**** Raw records

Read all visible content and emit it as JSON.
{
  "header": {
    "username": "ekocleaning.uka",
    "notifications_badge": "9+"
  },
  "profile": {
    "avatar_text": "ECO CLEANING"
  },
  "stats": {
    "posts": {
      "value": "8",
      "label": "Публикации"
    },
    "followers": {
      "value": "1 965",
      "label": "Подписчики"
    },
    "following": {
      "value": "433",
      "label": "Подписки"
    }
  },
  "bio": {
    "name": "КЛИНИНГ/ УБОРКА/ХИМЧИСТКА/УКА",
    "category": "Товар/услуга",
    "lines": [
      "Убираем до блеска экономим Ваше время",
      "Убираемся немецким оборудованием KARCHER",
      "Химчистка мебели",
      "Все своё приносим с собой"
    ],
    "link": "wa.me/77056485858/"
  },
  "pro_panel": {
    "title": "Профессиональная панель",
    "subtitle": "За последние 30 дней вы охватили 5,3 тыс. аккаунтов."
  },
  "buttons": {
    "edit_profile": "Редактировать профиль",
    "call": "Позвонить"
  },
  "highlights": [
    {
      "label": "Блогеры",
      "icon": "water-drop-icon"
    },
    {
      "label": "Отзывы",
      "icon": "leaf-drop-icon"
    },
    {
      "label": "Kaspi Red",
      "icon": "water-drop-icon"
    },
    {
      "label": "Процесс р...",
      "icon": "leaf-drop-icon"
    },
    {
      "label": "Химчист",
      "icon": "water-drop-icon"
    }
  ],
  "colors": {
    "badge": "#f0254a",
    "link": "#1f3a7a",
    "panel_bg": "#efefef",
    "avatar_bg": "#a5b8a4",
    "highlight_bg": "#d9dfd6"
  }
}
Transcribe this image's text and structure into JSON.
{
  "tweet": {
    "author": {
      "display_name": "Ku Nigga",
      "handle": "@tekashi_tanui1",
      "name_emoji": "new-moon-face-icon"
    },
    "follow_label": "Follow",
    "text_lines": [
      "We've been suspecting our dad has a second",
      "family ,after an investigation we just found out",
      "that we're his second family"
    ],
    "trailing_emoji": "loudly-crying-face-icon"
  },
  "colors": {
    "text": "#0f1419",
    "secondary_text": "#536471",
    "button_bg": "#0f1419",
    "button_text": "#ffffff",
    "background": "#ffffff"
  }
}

********

**To be done:** Repeat exactly the lines above, starting with the line that contains "Transcribe this image's" and ending with the last line, both included, and nothing else.

**The result:**
Transcribe this image's text and structure into JSON.
{
  "tweet": {
    "author": {
      "display_name": "Ku Nigga",
      "handle": "@tekashi_tanui1",
      "name_emoji": "new-moon-face-icon"
    },
    "follow_label": "Follow",
    "text_lines": [
      "We've been suspecting our dad has a second",
      "family ,after an investigation we just found out",
      "that we're his second family"
    ],
    "trailing_emoji": "loudly-crying-face-icon"
  },
  "colors": {
    "text": "#0f1419",
    "secondary_text": "#536471",
    "button_bg": "#0f1419",
    "button_text": "#ffffff",
    "background": "#ffffff"
  }
}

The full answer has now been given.